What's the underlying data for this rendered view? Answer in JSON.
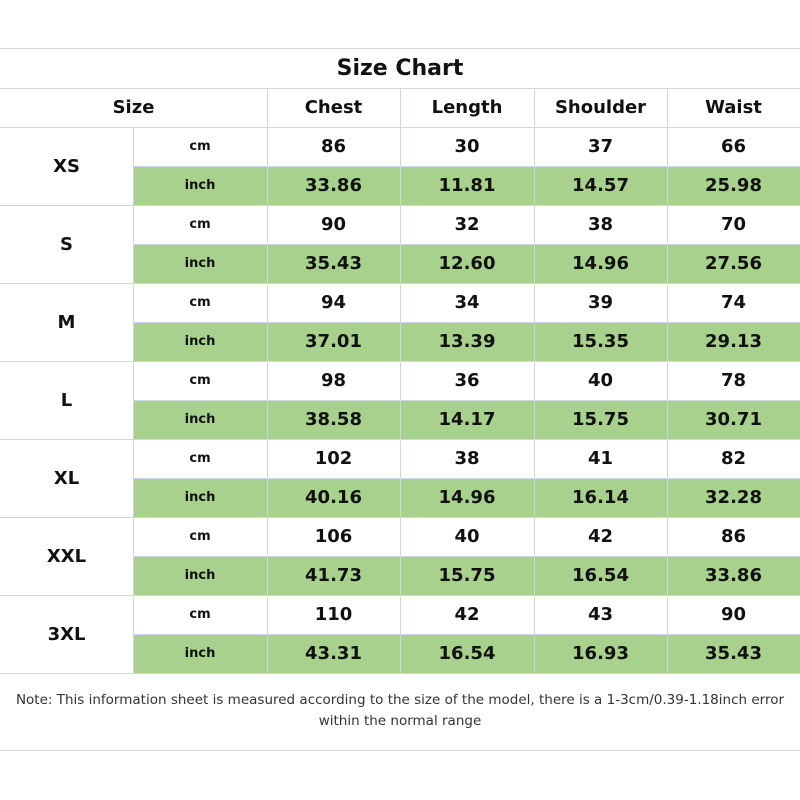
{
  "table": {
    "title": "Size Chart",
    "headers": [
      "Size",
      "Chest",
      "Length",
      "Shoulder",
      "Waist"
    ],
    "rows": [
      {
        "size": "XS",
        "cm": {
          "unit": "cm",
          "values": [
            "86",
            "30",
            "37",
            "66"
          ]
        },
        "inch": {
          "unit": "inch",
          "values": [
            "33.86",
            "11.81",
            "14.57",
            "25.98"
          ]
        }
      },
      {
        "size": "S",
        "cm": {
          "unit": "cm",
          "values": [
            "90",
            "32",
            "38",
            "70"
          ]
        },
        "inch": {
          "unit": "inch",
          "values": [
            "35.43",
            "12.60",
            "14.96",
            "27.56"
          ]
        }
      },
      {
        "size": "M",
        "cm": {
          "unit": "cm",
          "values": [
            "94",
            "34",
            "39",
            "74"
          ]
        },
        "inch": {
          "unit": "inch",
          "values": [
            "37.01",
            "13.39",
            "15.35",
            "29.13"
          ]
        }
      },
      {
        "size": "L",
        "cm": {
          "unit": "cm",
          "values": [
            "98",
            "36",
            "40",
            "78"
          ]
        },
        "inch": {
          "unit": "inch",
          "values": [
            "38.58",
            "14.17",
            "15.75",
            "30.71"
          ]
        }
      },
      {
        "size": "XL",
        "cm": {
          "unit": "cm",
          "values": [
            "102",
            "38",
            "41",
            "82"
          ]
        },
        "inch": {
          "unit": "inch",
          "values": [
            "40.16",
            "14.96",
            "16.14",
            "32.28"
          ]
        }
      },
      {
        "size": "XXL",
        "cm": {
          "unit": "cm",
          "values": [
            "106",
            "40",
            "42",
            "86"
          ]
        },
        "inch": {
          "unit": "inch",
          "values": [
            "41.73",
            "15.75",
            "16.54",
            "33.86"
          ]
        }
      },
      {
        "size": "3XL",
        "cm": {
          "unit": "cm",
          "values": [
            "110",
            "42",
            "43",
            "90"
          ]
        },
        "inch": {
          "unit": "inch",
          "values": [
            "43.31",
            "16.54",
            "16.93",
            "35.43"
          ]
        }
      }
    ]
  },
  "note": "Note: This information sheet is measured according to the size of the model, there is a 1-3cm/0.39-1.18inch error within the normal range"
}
────────────────
§ EXERCISE
Transcribe all the records above word for word, without their images.

§ RESPONSE TO THE TASK
What's the underlying data for this rendered view? Answer in JSON.
{
  "table": {
    "title": "Size Chart",
    "headers": [
      "Size",
      "Chest",
      "Length",
      "Shoulder",
      "Waist"
    ],
    "rows": [
      {
        "size": "XS",
        "cm": {
          "unit": "cm",
          "values": [
            "86",
            "30",
            "37",
            "66"
          ]
        },
        "inch": {
          "unit": "inch",
          "values": [
            "33.86",
            "11.81",
            "14.57",
            "25.98"
          ]
        }
      },
      {
        "size": "S",
        "cm": {
          "unit": "cm",
          "values": [
            "90",
            "32",
            "38",
            "70"
          ]
        },
        "inch": {
          "unit": "inch",
          "values": [
            "35.43",
            "12.60",
            "14.96",
            "27.56"
          ]
        }
      },
      {
        "size": "M",
        "cm": {
          "unit": "cm",
          "values": [
            "94",
            "34",
            "39",
            "74"
          ]
        },
        "inch": {
          "unit": "inch",
          "values": [
            "37.01",
            "13.39",
            "15.35",
            "29.13"
          ]
        }
      },
      {
        "size": "L",
        "cm": {
          "unit": "cm",
          "values": [
            "98",
            "36",
            "40",
            "78"
          ]
        },
        "inch": {
          "unit": "inch",
          "values": [
            "38.58",
            "14.17",
            "15.75",
            "30.71"
          ]
        }
      },
      {
        "size": "XL",
        "cm": {
          "unit": "cm",
          "values": [
            "102",
            "38",
            "41",
            "82"
          ]
        },
        "inch": {
          "unit": "inch",
          "values": [
            "40.16",
            "14.96",
            "16.14",
            "32.28"
          ]
        }
      },
      {
        "size": "XXL",
        "cm": {
          "unit": "cm",
          "values": [
            "106",
            "40",
            "42",
            "86"
          ]
        },
        "inch": {
          "unit": "inch",
          "values": [
            "41.73",
            "15.75",
            "16.54",
            "33.86"
          ]
        }
      },
      {
        "size": "3XL",
        "cm": {
          "unit": "cm",
          "values": [
            "110",
            "42",
            "43",
            "90"
          ]
        },
        "inch": {
          "unit": "inch",
          "values": [
            "43.31",
            "16.54",
            "16.93",
            "35.43"
          ]
        }
      }
    ]
  },
  "note": "Note: This information sheet is measured according to the size of the model, there is a 1-3cm/0.39-1.18inch error within the normal range"
}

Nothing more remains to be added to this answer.